## TASK DETAILS:
In the blog story below about living in France, for how many years was the carte de séjour that Colin received valid?

═════ TEXT PROVIDED ═════

For those of you who have enjoyed Part One and Part Two of Meredith's French adventure, here is the final chapter (of the blog story, but not altogether...as you will read).
Can you share with us a couple of the most memorable/funny experiences of your time in France? What were the most difficult aspects?
Because I had an English passport, I was allowed to live and work in the EEC, however, my husband needed to apply for a ‘carte de séjour’, the right to reside. We had a wonderful time with the French bureaucracy in Aix and when they told me Colin had to go to Marseille, in person, and get it there, Colin simply didn’t believe me.
We decided to book in to a hotel in Marseille, despite the fact that Marseille was only 25 minutes away. We had heard horror stories about having to line up early in the morning, so the afternoon before we walked down to the Préfecture to make sure we knew where he had to go. We finally found the destination in some back street, deep in the city of Marseille. I am sure you are all aware of the French reputation for ‘grèves’ (strikes), and much to our dismay, Marseille was in the grip of a massive garbage strike. The city was literally stinking.
On arrival, we noticed some people were already queuing. We approached one African-looking person and asked if we were in the right place. He was very helpful, confirming that we were, in fact, at the correct destination. He was already in the line for the following day and said that he would be happy to mind Colin’s spot! How lucky were we?
So, off Colin went at 6.30am in the freezing cold, through the stinking garbage to arrive with coffee and
croissants for the kind man who had spent the night on the street, holding his spot in the line from the day before.
We were the lucky ones. Only one hour later Colin was the proud owner of a five year ‘carte de séjour’ (right to live). I doubt anybody else in the queue would have had the same success. It was worth its weight in gold for our kids to see all the other people from different countries, queued a mile long, desperate to get permission to live in France. I only hope our kids appreciated how lucky they truly were.
This next little ‘histoire’ is for all the coffee addicts:
The French take their culture and their cuisine very seriously, but given that Aix is a very international city, it is natural that some coffee shops would also sell take-away coffee. But there are limits and when an English woman got on a local bus with her takeaway coffee, the bus driver demanded:
“Madame, descendez de mon bus!”. (Madame, GET OFF MY BUS!)

═════ EXTRACTED DATA ═════

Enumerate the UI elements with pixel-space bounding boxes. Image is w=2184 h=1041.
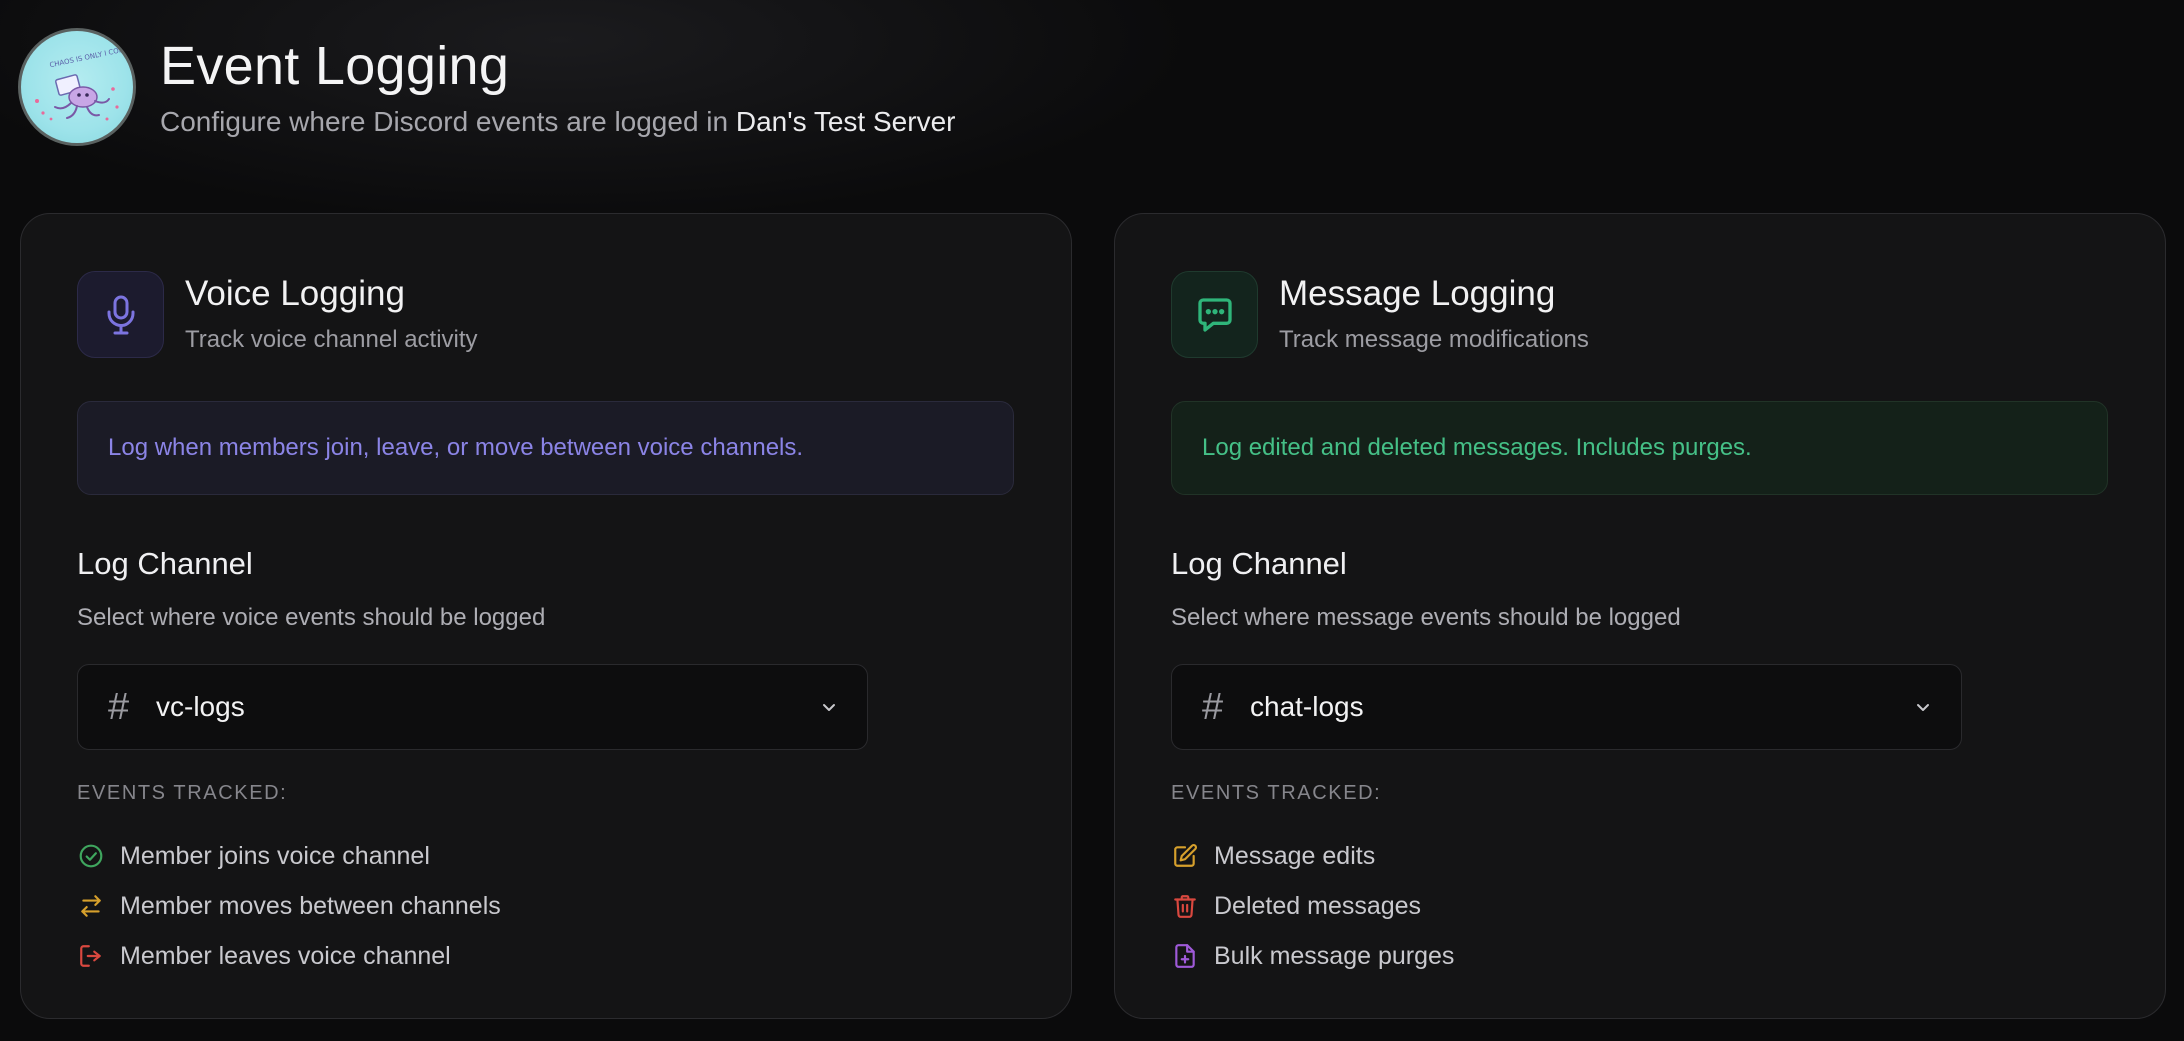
check-circle-icon (77, 842, 105, 870)
chevron-down-icon (1917, 704, 1929, 711)
event-label: Member moves between channels (120, 891, 501, 920)
selected-channel: chat-logs (1250, 691, 1364, 722)
voice-logging-card: Voice Logging Track voice channel activi… (20, 213, 1072, 1019)
event-label: Deleted messages (1214, 891, 1422, 920)
list-item: Member moves between channels (77, 881, 501, 931)
card-description: Track message modifications (1279, 326, 1589, 353)
events-list: Message edits Deleted messages Bulk mess… (1171, 831, 1454, 981)
card-title: Voice Logging (185, 274, 405, 313)
avatar-text: CHAOS IS ONLY I COME (49, 45, 130, 70)
card-header: Message Logging Track message modificati… (1171, 271, 1589, 358)
log-channel-title: Log Channel (77, 546, 253, 581)
card-header: Voice Logging Track voice channel activi… (77, 271, 478, 358)
hash-icon: # (1202, 686, 1224, 728)
info-box: Log when members join, leave, or move be… (77, 401, 1014, 495)
edit-icon (1171, 842, 1199, 870)
list-item: Deleted messages (1171, 881, 1454, 931)
list-item: Member joins voice channel (77, 831, 501, 881)
logout-icon (77, 942, 105, 970)
list-item: Message edits (1171, 831, 1454, 881)
events-list: Member joins voice channel Member moves … (77, 831, 501, 981)
events-tracked-label: EVENTS TRACKED: (77, 782, 288, 804)
event-label: Member joins voice channel (120, 841, 430, 870)
chat-icon-box (1171, 271, 1258, 358)
message-logging-card: Message Logging Track message modificati… (1114, 213, 2166, 1019)
hash-icon: # (108, 686, 130, 728)
microphone-icon-box (77, 271, 164, 358)
selected-channel: vc-logs (156, 691, 245, 722)
voice-log-channel-select[interactable]: # vc-logs (77, 664, 868, 750)
arrows-swap-icon (77, 892, 105, 920)
event-label: Message edits (1214, 841, 1376, 870)
info-box: Log edited and deleted messages. Include… (1171, 401, 2108, 495)
file-plus-icon (1171, 942, 1199, 970)
log-channel-description: Select where voice events should be logg… (77, 604, 546, 631)
event-label: Member leaves voice channel (120, 941, 451, 970)
server-avatar: CHAOS IS ONLY I COME (18, 28, 136, 146)
trash-icon (1171, 892, 1199, 920)
message-log-channel-select[interactable]: # chat-logs (1171, 664, 1962, 750)
chevron-down-icon (823, 704, 835, 711)
page-header: CHAOS IS ONLY I COME Event Logging Confi… (18, 28, 955, 146)
list-item: Member leaves voice channel (77, 931, 501, 981)
subtitle-text: Configure where Discord events are logge… (160, 106, 729, 137)
event-label: Bulk message purges (1214, 941, 1455, 970)
chat-bubble-icon (1197, 297, 1232, 332)
log-channel-title: Log Channel (1171, 546, 1347, 581)
page-title: Event Logging (160, 36, 510, 96)
microphone-icon (107, 295, 134, 334)
log-channel-description: Select where message events should be lo… (1171, 604, 1681, 631)
card-title: Message Logging (1279, 274, 1556, 313)
list-item: Bulk message purges (1171, 931, 1454, 981)
page-subtitle: Configure where Discord events are logge… (160, 104, 955, 140)
card-description: Track voice channel activity (185, 326, 478, 353)
events-tracked-label: EVENTS TRACKED: (1171, 782, 1382, 804)
server-name: Dan's Test Server (735, 106, 956, 137)
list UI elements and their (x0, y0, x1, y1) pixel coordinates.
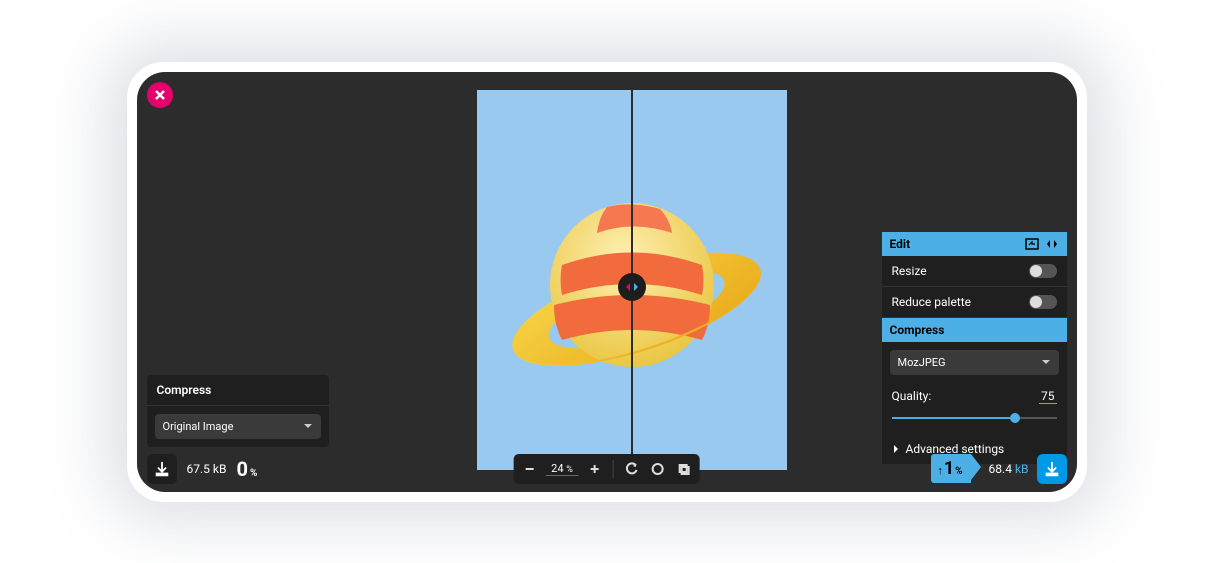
copy-icon (677, 462, 691, 476)
plus-icon (588, 462, 602, 476)
left-panel-header: Compress (147, 375, 329, 406)
transparency-button[interactable] (646, 458, 670, 480)
app-window: Compress Original Image 67.5 kB 0% Edit (137, 72, 1077, 492)
chevron-down-icon (303, 421, 313, 431)
device-frame: Compress Original Image 67.5 kB 0% Edit (127, 62, 1087, 502)
rotate-icon (625, 462, 639, 476)
download-icon (153, 460, 171, 478)
swap-sides-icon[interactable] (1045, 238, 1059, 250)
chevron-down-icon (1041, 357, 1051, 367)
compress-header: Compress (882, 318, 1067, 342)
encoder-value: MozJPEG (898, 356, 946, 369)
palette-row: Reduce palette (882, 287, 1067, 318)
rotate-button[interactable] (620, 458, 644, 480)
image-preview (477, 90, 787, 470)
copy-button[interactable] (672, 458, 696, 480)
close-button[interactable] (147, 82, 173, 108)
quality-row: Quality: 75 (882, 383, 1067, 406)
minus-icon (522, 462, 536, 476)
left-format-value: Original Image (163, 420, 234, 433)
quality-slider[interactable] (892, 412, 1057, 424)
expand-icon[interactable] (1025, 238, 1039, 250)
edit-header: Edit (890, 237, 911, 251)
compare-handle[interactable] (618, 273, 646, 301)
zoom-toolbar: 24 % (513, 454, 700, 484)
left-format-select[interactable]: Original Image (155, 414, 321, 439)
download-original-button[interactable] (147, 454, 177, 484)
zoom-value[interactable]: 24 % (545, 462, 579, 476)
compare-handle-icon (624, 279, 640, 295)
left-percent: 0% (236, 457, 257, 481)
quality-value[interactable]: 75 (1039, 389, 1057, 404)
encoder-select[interactable]: MozJPEG (890, 350, 1059, 375)
circle-icon (651, 462, 665, 476)
left-footer: 67.5 kB 0% (147, 454, 258, 484)
close-icon (154, 89, 166, 101)
size-delta-badge: ↑ 1 % (931, 454, 970, 483)
quality-label: Quality: (892, 389, 932, 404)
right-footer: ↑ 1 % 68.4 kB (931, 454, 1066, 484)
right-filesize: 68.4 kB (989, 462, 1029, 476)
palette-toggle[interactable] (1029, 295, 1057, 309)
download-compressed-button[interactable] (1037, 454, 1067, 484)
right-settings-panel: Edit Resize Reduce palette Compress MozJ… (882, 232, 1067, 464)
left-filesize: 67.5 kB (187, 462, 227, 476)
zoom-in-button[interactable] (583, 458, 607, 480)
resize-label: Resize (892, 264, 927, 278)
left-compress-panel: Compress Original Image (147, 375, 329, 447)
edit-header-bar: Edit (882, 232, 1067, 256)
arrow-up-icon: ↑ (937, 464, 943, 477)
resize-toggle[interactable] (1029, 264, 1057, 278)
zoom-out-button[interactable] (517, 458, 541, 480)
download-icon (1043, 460, 1061, 478)
palette-label: Reduce palette (892, 295, 972, 309)
resize-row: Resize (882, 256, 1067, 287)
chevron-right-icon (892, 445, 900, 453)
slider-thumb[interactable] (1010, 413, 1020, 423)
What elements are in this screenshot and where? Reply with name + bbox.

═════

## COMPLETE RESPONSE:
Five years.